Extract every line of the material below and reproduce each one verbatim, with no changes.
BEGIN Input material
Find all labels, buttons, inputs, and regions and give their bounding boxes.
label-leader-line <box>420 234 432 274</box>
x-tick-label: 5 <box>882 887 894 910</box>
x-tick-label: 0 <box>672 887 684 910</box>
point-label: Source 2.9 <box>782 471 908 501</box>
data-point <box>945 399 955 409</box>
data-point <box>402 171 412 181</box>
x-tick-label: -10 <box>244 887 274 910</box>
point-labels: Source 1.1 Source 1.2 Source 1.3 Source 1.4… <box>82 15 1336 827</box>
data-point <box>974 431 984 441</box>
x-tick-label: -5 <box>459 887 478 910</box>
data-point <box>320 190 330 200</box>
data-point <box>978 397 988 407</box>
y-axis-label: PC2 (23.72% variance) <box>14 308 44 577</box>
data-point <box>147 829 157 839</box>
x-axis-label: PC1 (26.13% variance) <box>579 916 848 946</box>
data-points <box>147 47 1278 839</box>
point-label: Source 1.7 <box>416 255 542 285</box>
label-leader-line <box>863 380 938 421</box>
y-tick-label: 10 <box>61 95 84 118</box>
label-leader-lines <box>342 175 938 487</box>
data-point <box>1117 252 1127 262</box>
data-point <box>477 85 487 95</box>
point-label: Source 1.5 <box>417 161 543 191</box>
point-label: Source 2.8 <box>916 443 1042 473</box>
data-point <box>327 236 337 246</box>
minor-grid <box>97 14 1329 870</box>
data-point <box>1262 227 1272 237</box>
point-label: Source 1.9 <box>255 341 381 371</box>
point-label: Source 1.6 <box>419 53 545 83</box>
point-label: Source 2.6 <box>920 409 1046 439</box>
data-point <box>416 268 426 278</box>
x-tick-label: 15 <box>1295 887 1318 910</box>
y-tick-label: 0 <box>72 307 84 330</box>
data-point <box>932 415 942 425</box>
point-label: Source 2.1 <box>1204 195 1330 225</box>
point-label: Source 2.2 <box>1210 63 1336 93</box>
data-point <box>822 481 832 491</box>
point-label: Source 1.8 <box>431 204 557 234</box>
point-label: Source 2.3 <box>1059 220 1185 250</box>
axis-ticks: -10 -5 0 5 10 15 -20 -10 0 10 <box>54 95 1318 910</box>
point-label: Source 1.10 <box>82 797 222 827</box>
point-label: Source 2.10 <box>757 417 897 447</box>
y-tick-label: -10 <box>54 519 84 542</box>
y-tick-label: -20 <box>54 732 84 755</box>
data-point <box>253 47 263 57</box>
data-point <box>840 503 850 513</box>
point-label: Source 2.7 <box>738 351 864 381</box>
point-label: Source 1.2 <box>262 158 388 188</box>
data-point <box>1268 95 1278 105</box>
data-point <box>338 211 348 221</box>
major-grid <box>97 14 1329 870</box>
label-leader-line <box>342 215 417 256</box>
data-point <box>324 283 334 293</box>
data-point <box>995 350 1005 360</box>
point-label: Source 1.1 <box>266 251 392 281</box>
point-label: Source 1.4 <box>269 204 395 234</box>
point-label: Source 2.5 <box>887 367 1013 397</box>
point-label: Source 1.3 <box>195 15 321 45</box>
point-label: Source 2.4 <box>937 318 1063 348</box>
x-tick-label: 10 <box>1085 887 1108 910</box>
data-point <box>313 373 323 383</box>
END Input material
• Worked answer:
Find all labels, buttons, inputs, and regions and give their bounding boxes.
label-leader-line <box>420 234 432 274</box>
x-tick-label: 5 <box>882 887 894 910</box>
x-tick-label: 0 <box>672 887 684 910</box>
point-label: Source 2.9 <box>782 471 908 501</box>
data-point <box>945 399 955 409</box>
data-point <box>402 171 412 181</box>
x-tick-label: -10 <box>244 887 274 910</box>
point-labels: Source 1.1 Source 1.2 Source 1.3 Source 1.4… <box>82 15 1336 827</box>
data-point <box>974 431 984 441</box>
x-tick-label: -5 <box>459 887 478 910</box>
data-point <box>320 190 330 200</box>
data-point <box>978 397 988 407</box>
y-axis-label: PC2 (23.72% variance) <box>14 308 44 577</box>
data-point <box>147 829 157 839</box>
x-axis-label: PC1 (26.13% variance) <box>579 916 848 946</box>
data-points <box>147 47 1278 839</box>
point-label: Source 1.7 <box>416 255 542 285</box>
label-leader-line <box>863 380 938 421</box>
y-tick-label: 10 <box>61 95 84 118</box>
label-leader-lines <box>342 175 938 487</box>
data-point <box>1117 252 1127 262</box>
data-point <box>477 85 487 95</box>
point-label: Source 1.5 <box>417 161 543 191</box>
point-label: Source 2.8 <box>916 443 1042 473</box>
data-point <box>327 236 337 246</box>
minor-grid <box>97 14 1329 870</box>
data-point <box>1262 227 1272 237</box>
point-label: Source 1.9 <box>255 341 381 371</box>
point-label: Source 1.6 <box>419 53 545 83</box>
point-label: Source 2.6 <box>920 409 1046 439</box>
data-point <box>416 268 426 278</box>
x-tick-label: 15 <box>1295 887 1318 910</box>
y-tick-label: 0 <box>72 307 84 330</box>
data-point <box>932 415 942 425</box>
point-label: Source 2.1 <box>1204 195 1330 225</box>
point-label: Source 2.2 <box>1210 63 1336 93</box>
data-point <box>822 481 832 491</box>
point-label: Source 1.8 <box>431 204 557 234</box>
point-label: Source 2.3 <box>1059 220 1185 250</box>
axis-ticks: -10 -5 0 5 10 15 -20 -10 0 10 <box>54 95 1318 910</box>
point-label: Source 1.10 <box>82 797 222 827</box>
point-label: Source 2.10 <box>757 417 897 447</box>
y-tick-label: -10 <box>54 519 84 542</box>
y-tick-label: -20 <box>54 732 84 755</box>
data-point <box>253 47 263 57</box>
data-point <box>840 503 850 513</box>
point-label: Source 2.7 <box>738 351 864 381</box>
point-label: Source 1.2 <box>262 158 388 188</box>
data-point <box>1268 95 1278 105</box>
data-point <box>338 211 348 221</box>
major-grid <box>97 14 1329 870</box>
label-leader-line <box>342 215 417 256</box>
data-point <box>324 283 334 293</box>
data-point <box>995 350 1005 360</box>
point-label: Source 1.1 <box>266 251 392 281</box>
point-label: Source 1.4 <box>269 204 395 234</box>
point-label: Source 2.5 <box>887 367 1013 397</box>
point-label: Source 1.3 <box>195 15 321 45</box>
point-label: Source 2.4 <box>937 318 1063 348</box>
x-tick-label: 10 <box>1085 887 1108 910</box>
data-point <box>313 373 323 383</box>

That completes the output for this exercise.